WHAT TO PRODUCE: Find how many lines contain "giuridica" and state only that number.

Saved entries
-- -- --
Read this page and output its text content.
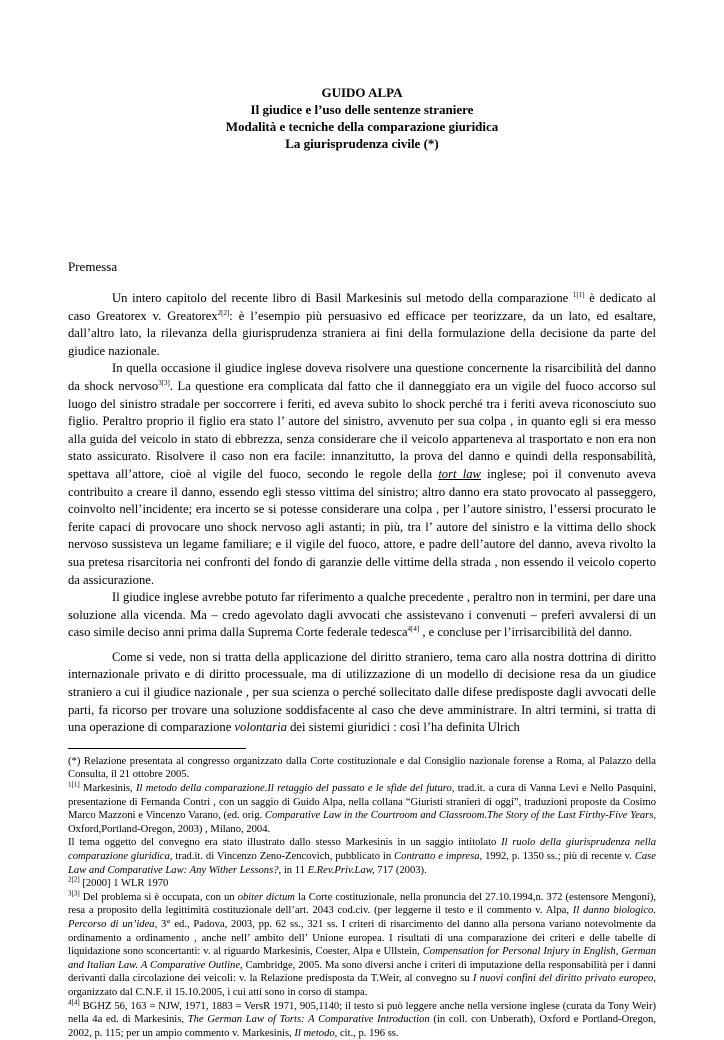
GUIDO ALPA
Il giudice e l’uso delle sentenze straniere
Modalità e tecniche della comparazione giuridica
La giurisprudenza civile (*)
Premessa

Un intero capitolo del recente libro di Basil Markesinis sul metodo della comparazione $^{1[1]}$ è dedicato al caso Greatorex v. Greatorex$^{2[2]}$: è l’esempio più persuasivo ed efficace per teorizzare, da un lato, ed esaltare, dall’altro lato, la rilevanza della giurisprudenza straniera ai fini della formulazione della decisione da parte del giudice nazionale.

In quella occasione il giudice inglese doveva risolvere una questione concernente la risarcibilità del danno da shock nervoso$^{3[3]}$. La questione era complicata dal fatto che il danneggiato era un vigile del fuoco accorso sul luogo del sinistro stradale per soccorrere i feriti, ed aveva subito lo shock perché tra i feriti aveva riconosciuto suo figlio. Peraltro proprio il figlio era stato l’ autore del sinistro, avvenuto per sua colpa , in quanto egli si era messo alla guida del veicolo in stato di ebbrezza, senza considerare che il veicolo apparteneva al trasportato e non era non stato assicurato. Risolvere il caso non era facile: innanzitutto, la prova del danno e quindi della responsabilità, spettava all’attore, cioè al vigile del fuoco, secondo le regole della tort law inglese; poi il convenuto aveva contribuito a creare il danno, essendo egli stesso vittima del sinistro; altro danno era stato provocato al passeggero, coinvolto nell’incidente; era incerto se si potesse considerare una colpa , per l’autore sinistro, l’essersi procurato le ferite capaci di provocare uno shock nervoso agli astanti; in più, tra l’ autore del sinistro e la vittima dello shock nervoso sussisteva un legame familiare; e il vigile del fuoco, attore, e padre dell’autore del danno, aveva rivolto la sua pretesa risarcitoria nei confronti del fondo di garanzie delle vittime della strada , non essendo il veicolo coperto da assicurazione.

Il giudice inglese avrebbe potuto far riferimento a qualche precedente , peraltro non in termini, per dare una soluzione alla vicenda. Ma – credo agevolato dagli avvocati che assistevano i convenuti – preferì avvalersi di un caso simile deciso anni prima dalla Suprema Corte federale tedesca$^{4[4]}$ , e concluse per l’irrisarcibilità del danno.

Come si vede, non si tratta della applicazione del diritto straniero, tema caro alla nostra dottrina di diritto internazionale privato e di diritto processuale, ma di utilizzazione di un modello di decisione resa da un giudice straniero a cui il giudice nazionale , per sua scienza o perché sollecitato dalle difese predisposte dagli avvocati delle parti, fa ricorso per trovare una soluzione soddisfacente al caso che deve amministrare. In altri termini, si tratta di una operazione di comparazione volontaria dei sistemi giuridici : così l’ha definita Ulrich

(*) Relazione presentata al congresso organizzato dalla Corte costituzionale e dal Consiglio nazionale forense a Roma, al Palazzo della Consulta, il 21 ottobre 2005.
$^{1[1]}$ Markesinis, Il metodo della comparazione.Il retaggio del passato e le sfide del futuro, trad.it. a cura di Vanna Levi e Nello Pasquini, presentazione di Fernanda Contri , con un saggio di Guido Alpa, nella collana “Giuristi stranieri di oggi”, traduzioni proposte da Cosimo Marco Mazzoni e Vincenzo Varano, (ed. orig. Comparative Law in the Courtroom and Classroom.The Story of the Last Firthy-Five Years, Oxford,Portland-Oregon, 2003) , Milano, 2004.
Il tema oggetto del convegno era stato illustrato dallo stesso Markesinis in un saggio intitolato Il ruolo della giurisprudenza nella comparazione giuridica, trad.it. di Vincenzo Zeno-Zencovich, pubblicato in Contratto e impresa, 1992, p. 1350 ss.; più di recente v. Case Law and Comparative Law: Any Wither Lessons?, in 11 E.Rev.Priv.Law, 717 (2003).
$^{2[2]}$ [2000] 1 WLR 1970
$^{3[3]}$ Del problema si è occupata, con un obiter dictum la Corte costituzionale, nella pronuncia del 27.10.1994,n. 372 (estensore Mengoni), resa a proposito della legittimità costituzionale dell’art. 2043 cod.civ. (per leggerne il testo e il commento v. Alpa, Il danno biologico. Percorso di un’idea, 3° ed., Padova, 2003, pp. 62 ss., 321 ss. I criteri di risarcimento del danno alla persona variano notevolmente da ordinamento a ordinamento , anche nell’ ambito dell’ Unione europea. I risultati di una comparazione dei criteri e delle tabelle di liquidazione sono sconcertanti: v. al riguardo Markesinis, Coester, Alpa e Ullstein, Compensation for Personal Injury in English, German and Italian Law. A Comparative Outline, Cambridge, 2005. Ma sono diversi anche i criteri di imputazione della responsabilità per i danni derivanti dalla circolazione dei veicoli: v. la Relazione predisposta da T.Weir, al convegno su I nuovi confini del diritto privato europeo, organizzato dal C.N.F. il 15.10.2005, i cui atti sono in corso di stampa.
$^{4[4]}$ BGHZ 56, 163 = NJW, 1971, 1883 = VersR 1971, 905,1140; il testo si può leggere anche nella versione inglese (curata da Tony Weir) nella 4a ed. di Markesinis, The German Law of Torts: A Comparative Introduction (in coll. con Unberath), Oxford e Portland-Oregon, 2002, p. 115; per un ampio commento v. Markesinis, Il metodo, cit., p. 196 ss.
-- -- --
RESULT: 2